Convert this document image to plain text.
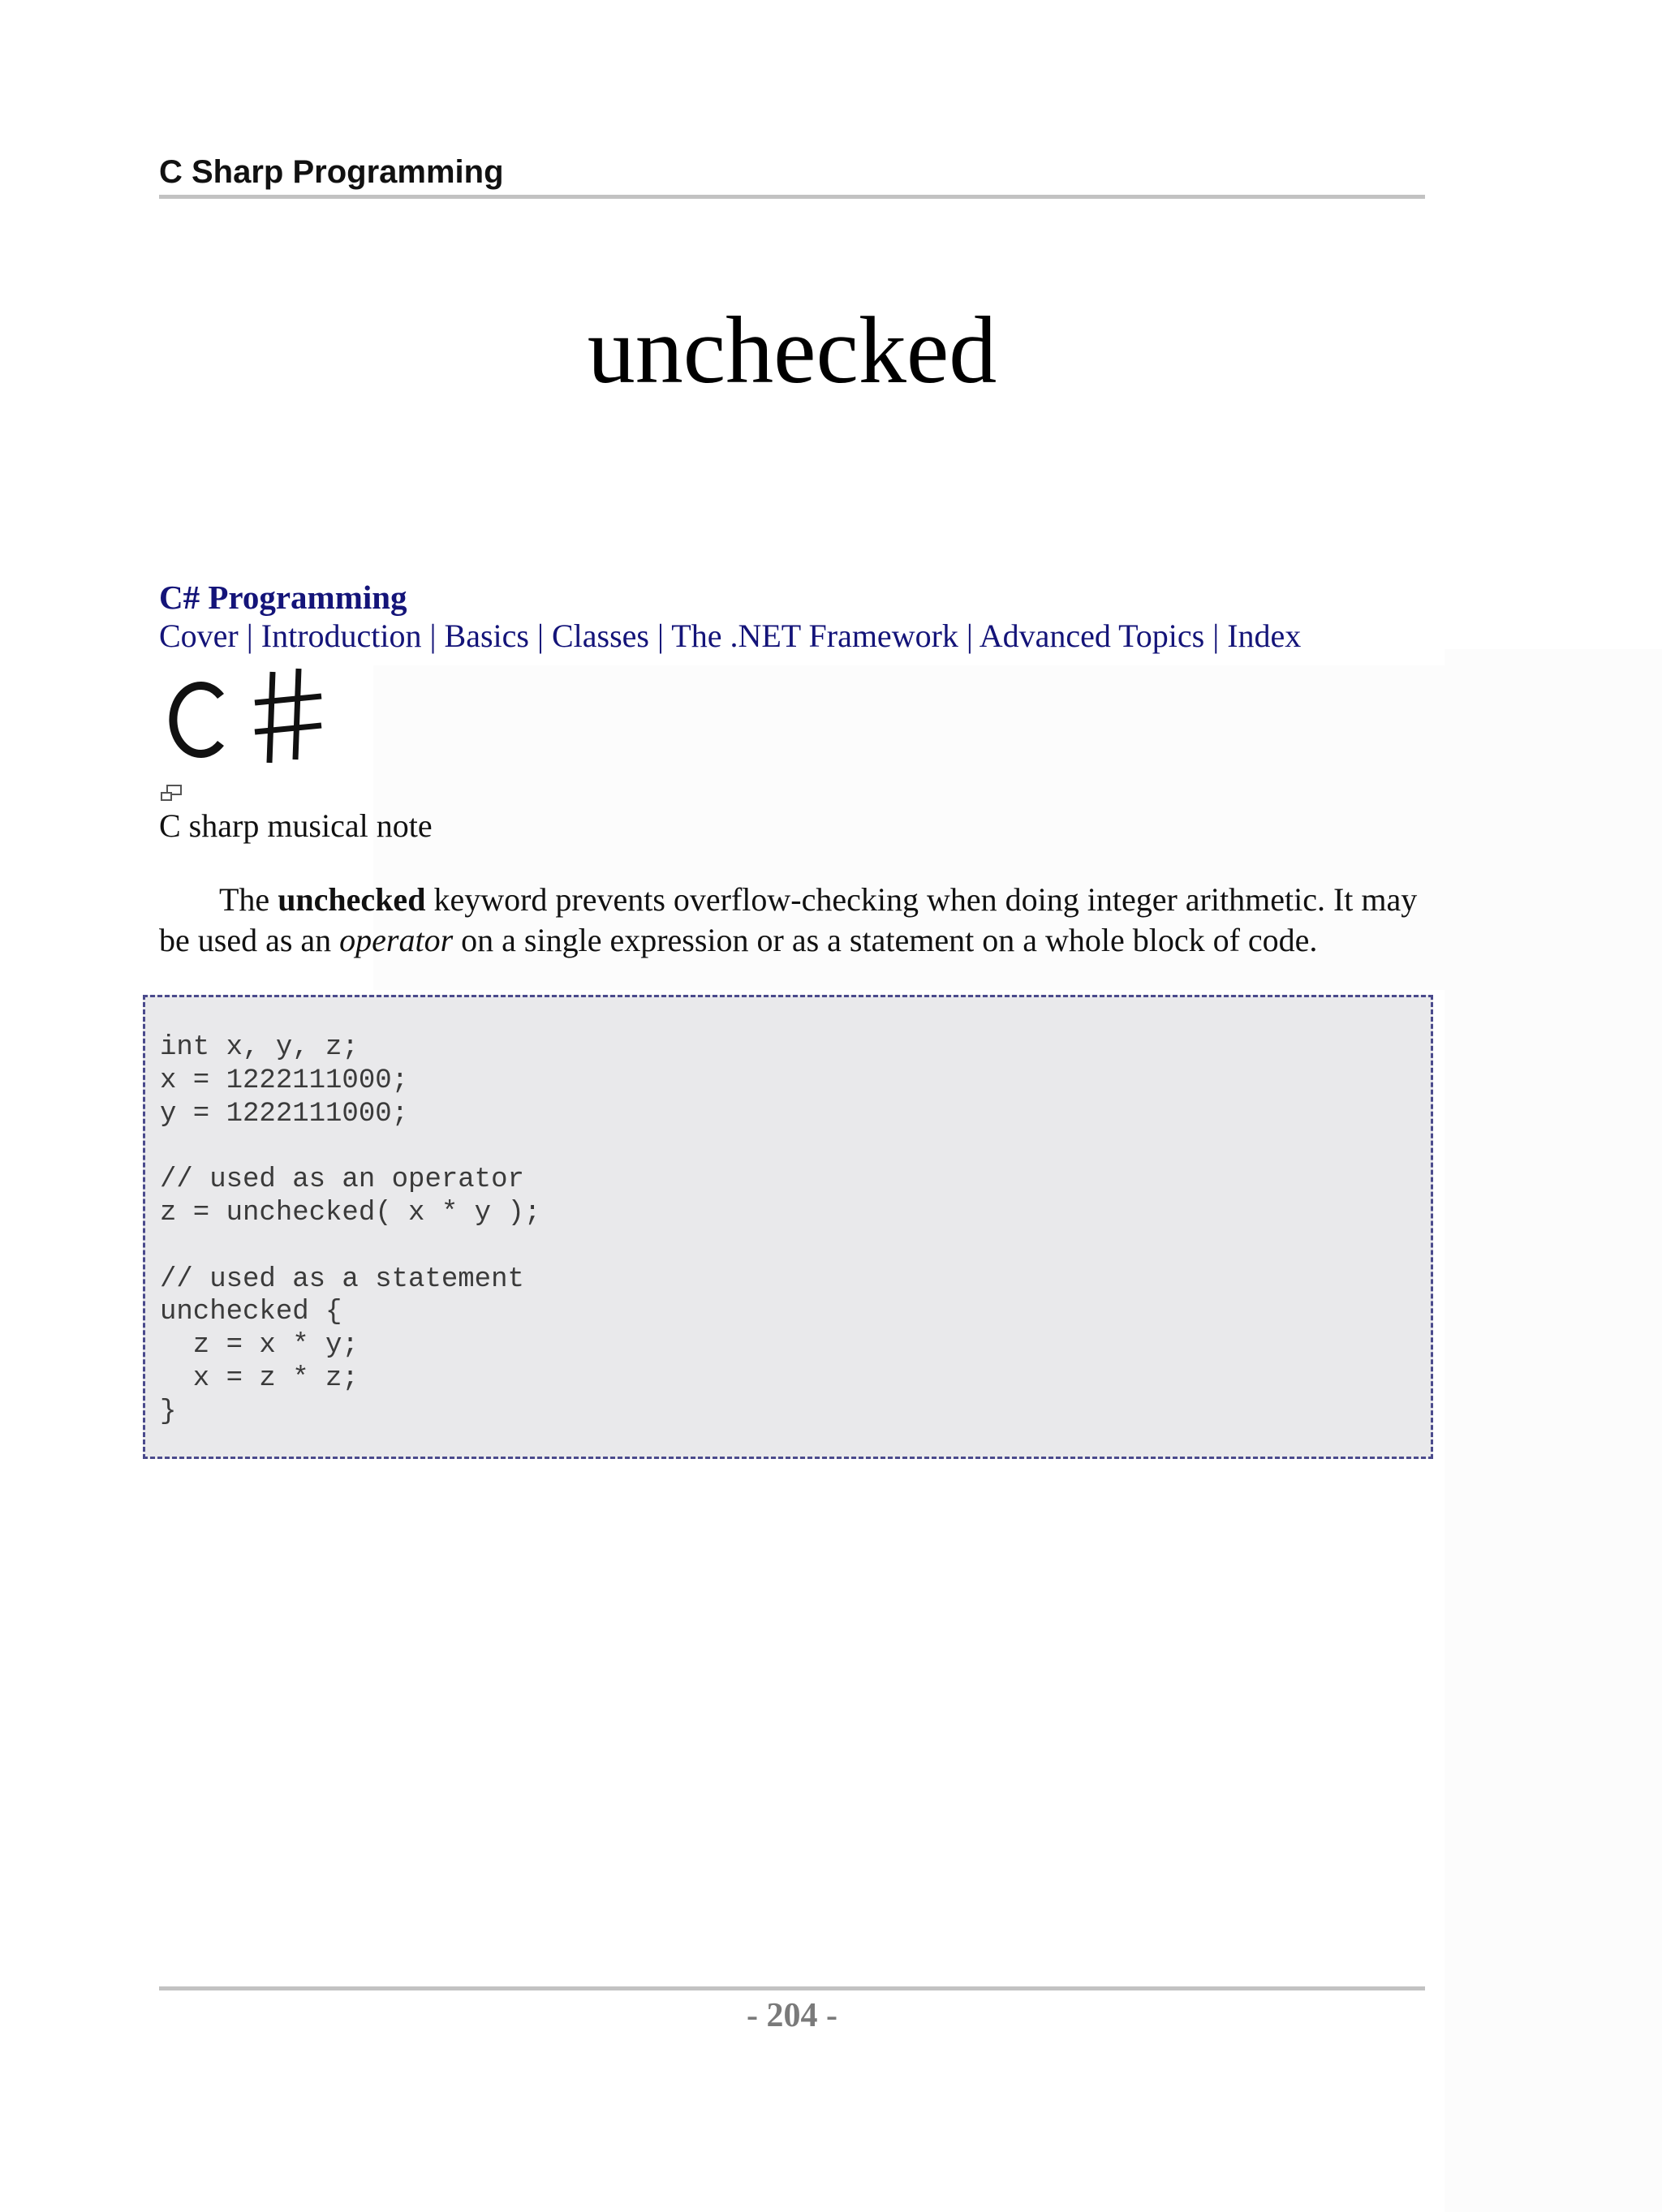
C Sharp Programming
unchecked
C# Programming
Cover | Introduction | Basics | Classes | The .NET Framework | Advanced Topics | Index
C sharp musical note

The unchecked keyword prevents overflow-checking when doing integer arithmetic. It may be used as an operator on a single expression or as a statement on a whole block of code.

int x, y, z;
x = 1222111000;
y = 1222111000;

// used as an operator
z = unchecked( x * y );

// used as a statement
unchecked {
z = x * y;
x = z * z;
}
- 204 -
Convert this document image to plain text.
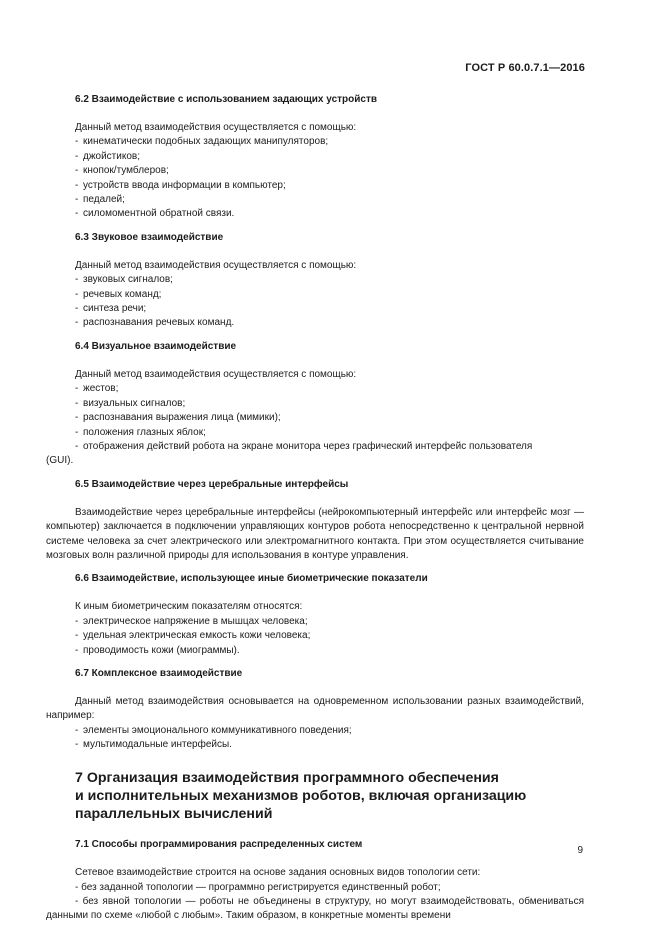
ГОСТ Р 60.0.7.1—2016

6.2 Взаимодействие с использованием задающих устройств

Данный метод взаимодействия осуществляется с помощью:

- кинематически подобных задающих манипуляторов;
- джойстиков;
- кнопок/тумблеров;
- устройств ввода информации в компьютер;
- педалей;
- силомоментной обратной связи.

6.3 Звуковое взаимодействие

Данный метод взаимодействия осуществляется с помощью:

- звуковых сигналов;
- речевых команд;
- синтеза речи;
- распознавания речевых команд.

6.4 Визуальное взаимодействие

Данный метод взаимодействия осуществляется с помощью:

- жестов;
- визуальных сигналов;
- распознавания выражения лица (мимики);
- положения глазных яблок;
- отображения действий робота на экране монитора через графический интерфейс пользователя

(GUI).

6.5 Взаимодействие через церебральные интерфейсы

Взаимодействие через церебральные интерфейсы (нейрокомпьютерный интерфейс или интерфейс мозг — компьютер) заключается в подключении управляющих контуров робота непосредственно к центральной нервной системе человека за счет электрического или электромагнитного контакта. При этом осуществляется считывание мозговых волн различной природы для использования в контуре управления.

6.6 Взаимодействие, использующее иные биометрические показатели

К иным биометрическим показателям относятся:

- электрическое напряжение в мышцах человека;
- удельная электрическая емкость кожи человека;
- проводимость кожи (миограммы).

6.7 Комплексное взаимодействие

Данный метод взаимодействия основывается на одновременном использовании разных взаимодействий, например:

- элементы эмоционального коммуникативного поведения;
- мультимодальные интерфейсы.
7 Организация взаимодействия программного обеспечения
и исполнительных механизмов роботов, включая организацию
параллельных вычислений

7.1 Способы программирования распределенных систем

Сетевое взаимодействие строится на основе задания основных видов топологии сети:

- без заданной топологии — программно регистрируется единственный робот;

- без явной топологии — роботы не объединены в структуру, но могут взаимодействовать, обмениваться данными по схеме «любой с любым». Таким образом, в конкретные моменты времени

9
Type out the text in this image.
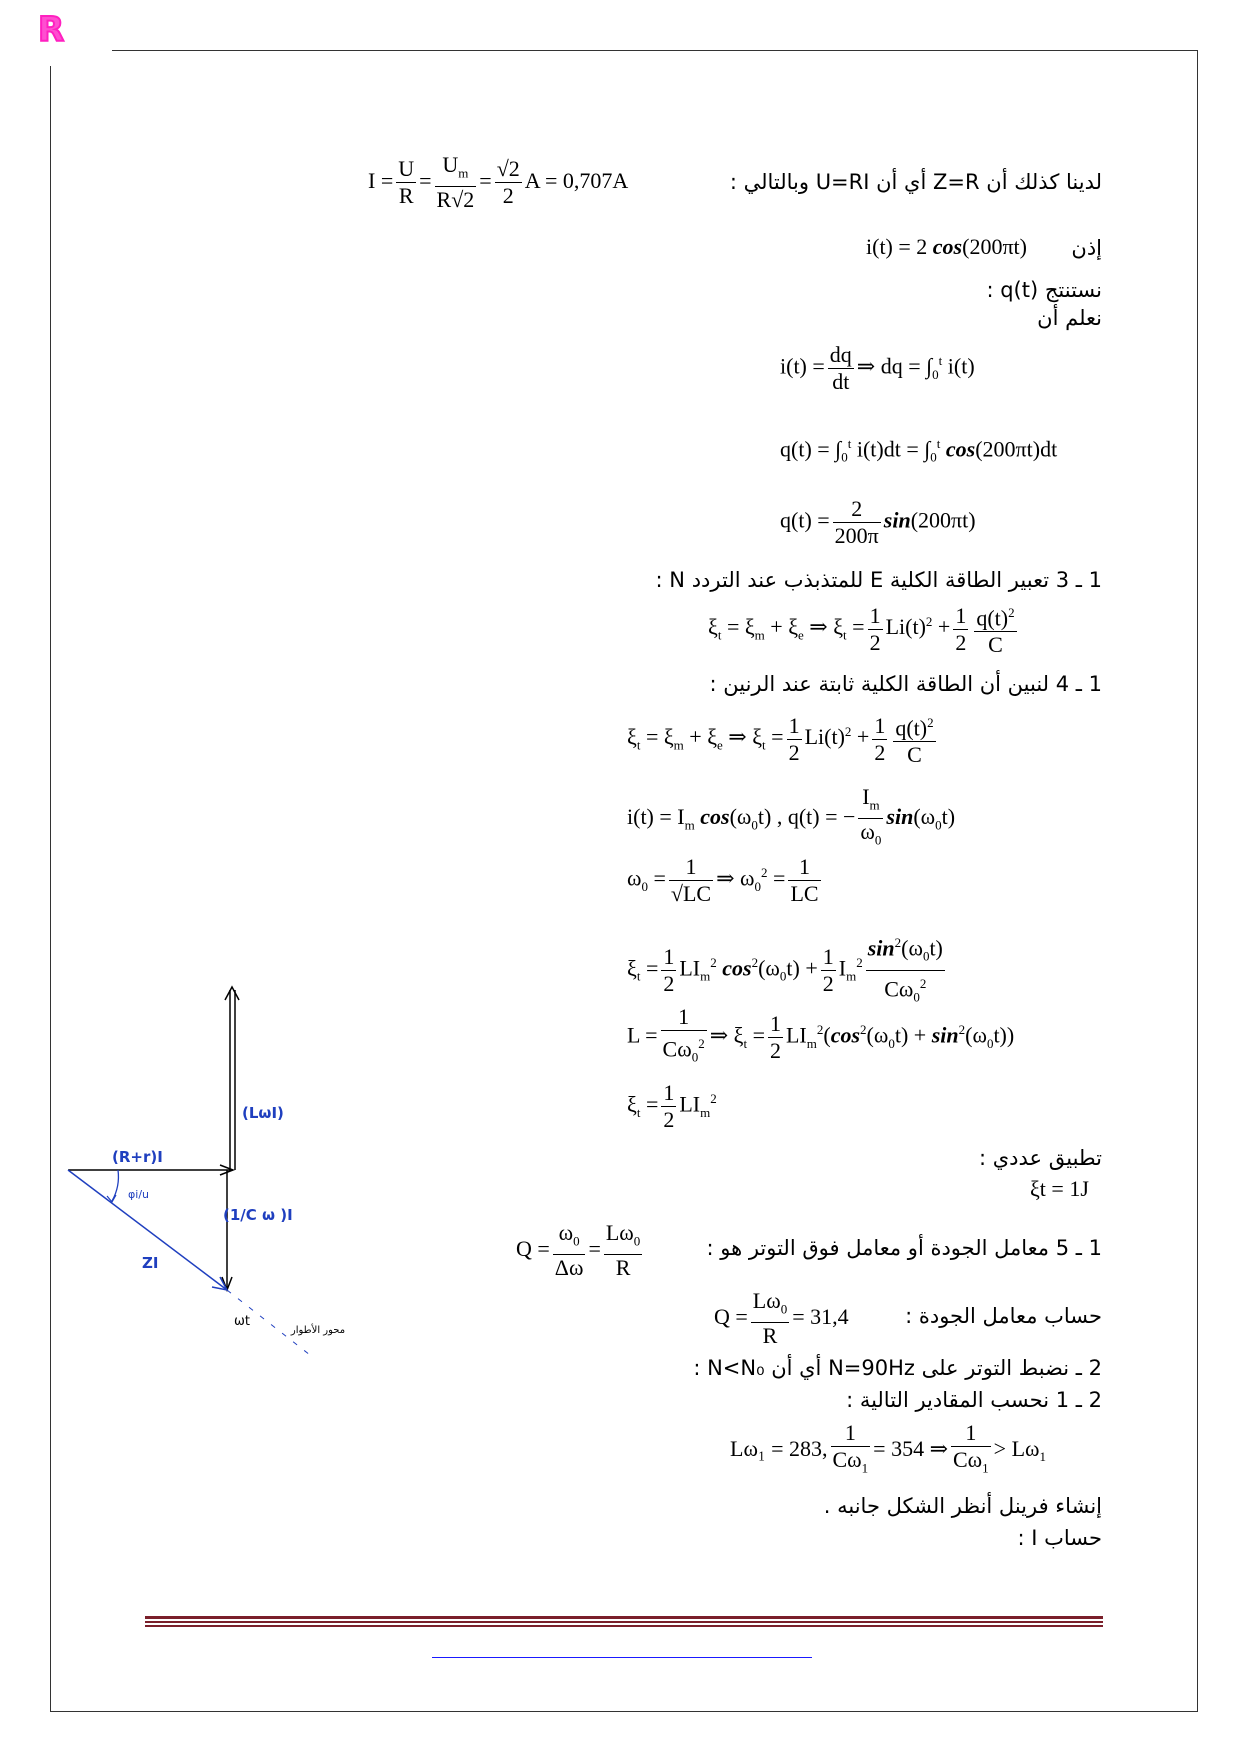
R
لدينا كذلك أن Z=R أي أن U=RI وبالتالي :
$I = \frac{U}{R} = \frac{U_m}{R√2} = \frac{√2}{2}$ A = 0,707A
إذن
i(t) = 2 cos(200πt)
نستنتج q(t) :
نعلم أن
$i(t) = \frac{dq}{dt}$ ⇒ dq = $\int_0^t$ i(t)
$q(t) = \int_0^t$ $i(t)dt = \int_0^t$ cos(200πt)dt
$q(t) = \frac{2}{200\pi} \sin(200\pi t)$
1 ـ 3 تعبير الطاقة الكلية E للمتذبذب عند التردد N :
$\xi_t = \xi_m + \xi_e$ ⇒ $\xi_t = \frac{1}{2} Li(t)^2 + \frac{1}{2} \frac{q(t)^2}{C}$
1 ـ 4 لنبين أن الطاقة الكلية ثابتة عند الرنين :
$\xi_t = \xi_m + \xi_e$ ⇒ $\xi_t = \frac{1}{2} Li(t)^2 + \frac{1}{2} \frac{q(t)^2}{C}$
$i(t) = I_m$ $\cos(\omega_0t)$ , q(t) = − $\frac{I_m}{\omega_0} \sin(\omega_0t)$
$\omega_0 = \frac{1}{√LC}$ ⇒ $\omega_0^2 = \frac{1}{LC}$
$\xi_t = \frac{1}{2} LI_m^2$ $\cos^2(\omega_0t) + \frac{1}{2} I_m^2 \frac{\sin^2(\omega_0t)}{C\omega_0^2}$
$L = \frac{1}{C\omega_0^2}$ ⇒ $\xi_t = \frac{1}{2} LI_m^2(\cos^2(\omega_0t) + \sin^2(\omega_0t))$
$\xi_t = \frac{1}{2} LI_m^2$
تطبيق عددي :
ξt = 1J
1 ـ 5 معامل الجودة أو معامل فوق التوتر هو :
$Q = \frac{\omega_0}{\Delta\omega} = \frac{L\omega_0}{R}$
حساب معامل الجودة :
$Q = \frac{L\omega_0}{R} = 31,4$
2 ـ نضبط التوتر على N=90Hz أي أن N<N₀ :
2 ـ 1 نحسب المقادير التالية :
Lω₁ = 283, $\frac{1}{C\omega_1} = 354$ ⇒ $\frac{1}{C\omega_1} > L\omega_1$
إنشاء فرينل أنظر الشكل جانبه .
حساب I :
(LωI)
(R+r)I
φi/u
(1/C ω )I
ZI
ωt
محور الأطوار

◇ ◇ ◇ ◇

**Work to be completed**.
Set down all the entries exactly as they appear, but skip any pictures.

**Full solution**.
Convert this document image to plain text.
C Sharp Programming
unchecked
C# Programming
Cover | Introduction | Basics | Classes | The .NET Framework | Advanced Topics | Index
C sharp musical note

The unchecked keyword prevents overflow-checking when doing integer arithmetic. It may be used as an operator on a single expression or as a statement on a whole block of code.

int x, y, z;
x = 1222111000;
y = 1222111000;

// used as an operator
z = unchecked( x * y );

// used as a statement
unchecked {
z = x * y;
x = z * z;
}
- 204 -
Convert this document image to plain text.
ГОСТ Р 60.0.7.1—2016

6.2 Взаимодействие с использованием задающих устройств

Данный метод взаимодействия осуществляется с помощью:

- кинематически подобных задающих манипуляторов;
- джойстиков;
- кнопок/тумблеров;
- устройств ввода информации в компьютер;
- педалей;
- силомоментной обратной связи.

6.3 Звуковое взаимодействие

Данный метод взаимодействия осуществляется с помощью:

- звуковых сигналов;
- речевых команд;
- синтеза речи;
- распознавания речевых команд.

6.4 Визуальное взаимодействие

Данный метод взаимодействия осуществляется с помощью:

- жестов;
- визуальных сигналов;
- распознавания выражения лица (мимики);
- положения глазных яблок;
- отображения действий робота на экране монитора через графический интерфейс пользователя

(GUI).

6.5 Взаимодействие через церебральные интерфейсы

Взаимодействие через церебральные интерфейсы (нейрокомпьютерный интерфейс или интерфейс мозг — компьютер) заключается в подключении управляющих контуров робота непосредственно к центральной нервной системе человека за счет электрического или электромагнитного контакта. При этом осуществляется считывание мозговых волн различной природы для использования в контуре управления.

6.6 Взаимодействие, использующее иные биометрические показатели

К иным биометрическим показателям относятся:

- электрическое напряжение в мышцах человека;
- удельная электрическая емкость кожи человека;
- проводимость кожи (миограммы).

6.7 Комплексное взаимодействие

Данный метод взаимодействия основывается на одновременном использовании разных взаимодействий, например:

- элементы эмоционального коммуникативного поведения;
- мультимодальные интерфейсы.
7 Организация взаимодействия программного обеспечения
и исполнительных механизмов роботов, включая организацию
параллельных вычислений

7.1 Способы программирования распределенных систем

Сетевое взаимодействие строится на основе задания основных видов топологии сети:

- без заданной топологии — программно регистрируется единственный робот;

- без явной топологии — роботы не объединены в структуру, но могут взаимодействовать, обмениваться данными по схеме «любой с любым». Таким образом, в конкретные моменты времени

9
Type out the text in this image.
R
لدينا كذلك أن Z=R أي أن U=RI وبالتالي :
$I = \frac{U}{R} = \frac{U_m}{R√2} = \frac{√2}{2}$ A = 0,707A
إذن
i(t) = 2 cos(200πt)
نستنتج q(t) :
نعلم أن
$i(t) = \frac{dq}{dt}$ ⇒ dq = $\int_0^t$ i(t)
$q(t) = \int_0^t$ $i(t)dt = \int_0^t$ cos(200πt)dt
$q(t) = \frac{2}{200\pi} \sin(200\pi t)$
1 ـ 3 تعبير الطاقة الكلية E للمتذبذب عند التردد N :
$\xi_t = \xi_m + \xi_e$ ⇒ $\xi_t = \frac{1}{2} Li(t)^2 + \frac{1}{2} \frac{q(t)^2}{C}$
1 ـ 4 لنبين أن الطاقة الكلية ثابتة عند الرنين :
$\xi_t = \xi_m + \xi_e$ ⇒ $\xi_t = \frac{1}{2} Li(t)^2 + \frac{1}{2} \frac{q(t)^2}{C}$
$i(t) = I_m$ $\cos(\omega_0t)$ , q(t) = − $\frac{I_m}{\omega_0} \sin(\omega_0t)$
$\omega_0 = \frac{1}{√LC}$ ⇒ $\omega_0^2 = \frac{1}{LC}$
$\xi_t = \frac{1}{2} LI_m^2$ $\cos^2(\omega_0t) + \frac{1}{2} I_m^2 \frac{\sin^2(\omega_0t)}{C\omega_0^2}$
$L = \frac{1}{C\omega_0^2}$ ⇒ $\xi_t = \frac{1}{2} LI_m^2(\cos^2(\omega_0t) + \sin^2(\omega_0t))$
$\xi_t = \frac{1}{2} LI_m^2$
تطبيق عددي :
ξt = 1J
1 ـ 5 معامل الجودة أو معامل فوق التوتر هو :
$Q = \frac{\omega_0}{\Delta\omega} = \frac{L\omega_0}{R}$
حساب معامل الجودة :
$Q = \frac{L\omega_0}{R} = 31,4$
2 ـ نضبط التوتر على N=90Hz أي أن N<N₀ :
2 ـ 1 نحسب المقادير التالية :
Lω₁ = 283, $\frac{1}{C\omega_1} = 354$ ⇒ $\frac{1}{C\omega_1} > L\omega_1$
إنشاء فرينل أنظر الشكل جانبه .
حساب I :
(LωI)
(R+r)I
φi/u
(1/C ω )I
ZI
ωt
محور الأطوار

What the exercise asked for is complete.